### What the task requires
Filter the entries that follow, copying every line in which the word "JSON" appears.

### Records shown
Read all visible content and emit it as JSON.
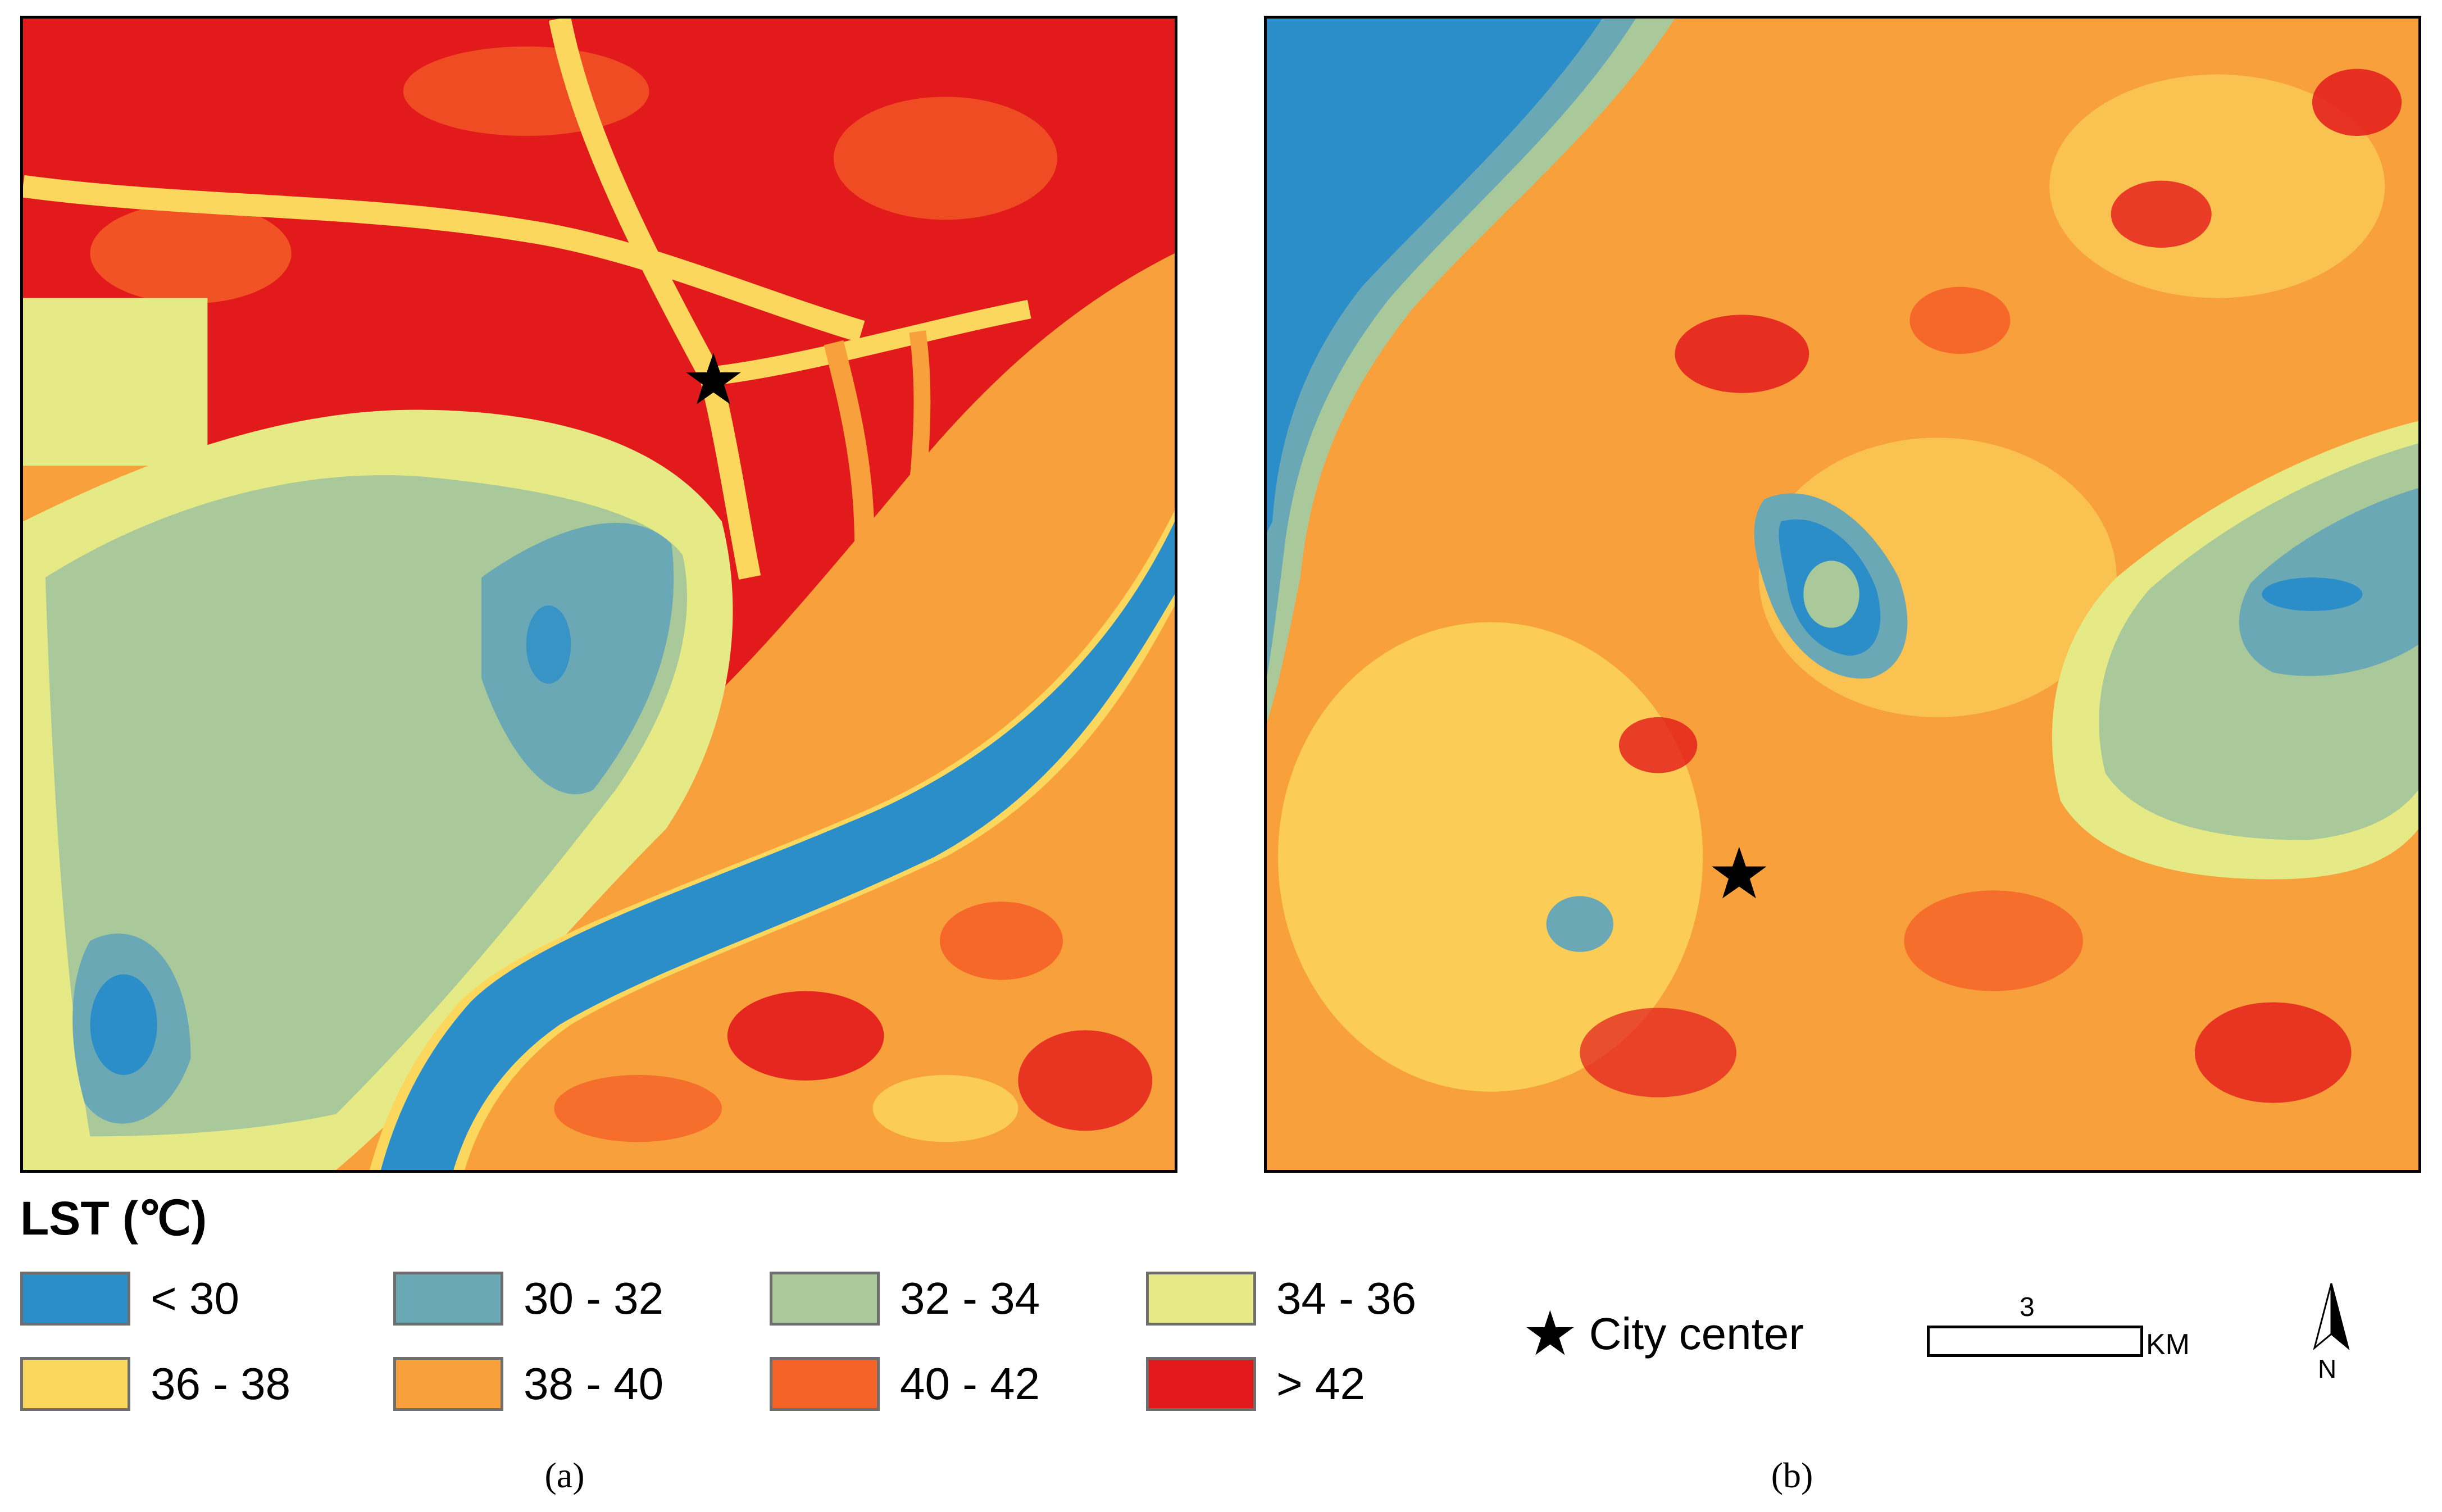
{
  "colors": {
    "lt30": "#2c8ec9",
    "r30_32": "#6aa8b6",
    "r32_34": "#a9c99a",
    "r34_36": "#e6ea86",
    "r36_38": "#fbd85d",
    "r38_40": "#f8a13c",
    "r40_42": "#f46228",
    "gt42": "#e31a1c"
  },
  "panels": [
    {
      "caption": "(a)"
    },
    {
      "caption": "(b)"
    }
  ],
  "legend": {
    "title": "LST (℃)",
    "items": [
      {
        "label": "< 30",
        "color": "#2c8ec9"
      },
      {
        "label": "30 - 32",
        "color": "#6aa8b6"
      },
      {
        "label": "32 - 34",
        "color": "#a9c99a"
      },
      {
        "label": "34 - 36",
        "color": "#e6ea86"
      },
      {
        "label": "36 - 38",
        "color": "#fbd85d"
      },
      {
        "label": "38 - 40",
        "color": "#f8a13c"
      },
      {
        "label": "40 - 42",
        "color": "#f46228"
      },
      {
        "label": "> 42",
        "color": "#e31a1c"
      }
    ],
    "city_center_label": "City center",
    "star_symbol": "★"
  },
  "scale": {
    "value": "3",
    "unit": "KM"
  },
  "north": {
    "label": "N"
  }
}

==

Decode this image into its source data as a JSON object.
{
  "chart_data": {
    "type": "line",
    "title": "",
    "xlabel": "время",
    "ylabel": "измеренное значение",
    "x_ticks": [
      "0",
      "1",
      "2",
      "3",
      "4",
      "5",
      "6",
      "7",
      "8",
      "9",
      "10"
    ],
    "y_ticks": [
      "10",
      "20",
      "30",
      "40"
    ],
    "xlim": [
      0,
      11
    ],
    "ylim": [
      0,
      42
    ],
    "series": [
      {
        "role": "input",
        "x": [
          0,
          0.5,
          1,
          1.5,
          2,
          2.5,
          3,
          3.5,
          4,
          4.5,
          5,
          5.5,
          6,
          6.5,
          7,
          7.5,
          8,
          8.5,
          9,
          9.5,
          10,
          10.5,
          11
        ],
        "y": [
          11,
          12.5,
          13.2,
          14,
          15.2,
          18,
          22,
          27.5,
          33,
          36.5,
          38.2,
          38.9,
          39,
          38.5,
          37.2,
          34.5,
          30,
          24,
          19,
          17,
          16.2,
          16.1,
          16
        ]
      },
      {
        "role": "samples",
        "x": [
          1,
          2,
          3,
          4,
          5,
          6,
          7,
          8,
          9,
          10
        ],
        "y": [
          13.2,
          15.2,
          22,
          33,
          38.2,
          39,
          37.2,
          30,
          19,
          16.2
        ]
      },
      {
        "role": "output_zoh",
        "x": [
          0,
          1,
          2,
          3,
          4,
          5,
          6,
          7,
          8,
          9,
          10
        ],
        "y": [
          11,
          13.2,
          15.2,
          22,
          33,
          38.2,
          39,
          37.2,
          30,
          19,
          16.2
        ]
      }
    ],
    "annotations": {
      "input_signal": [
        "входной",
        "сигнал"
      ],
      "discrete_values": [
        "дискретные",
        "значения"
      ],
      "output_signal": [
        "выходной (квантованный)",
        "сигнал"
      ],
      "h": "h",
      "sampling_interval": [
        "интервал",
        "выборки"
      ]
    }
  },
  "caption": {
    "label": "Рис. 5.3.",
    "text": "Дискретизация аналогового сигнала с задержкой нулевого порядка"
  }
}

### Final result
Read all visible content and emit it as JSON.
Decode this image into its source data as a JSON object.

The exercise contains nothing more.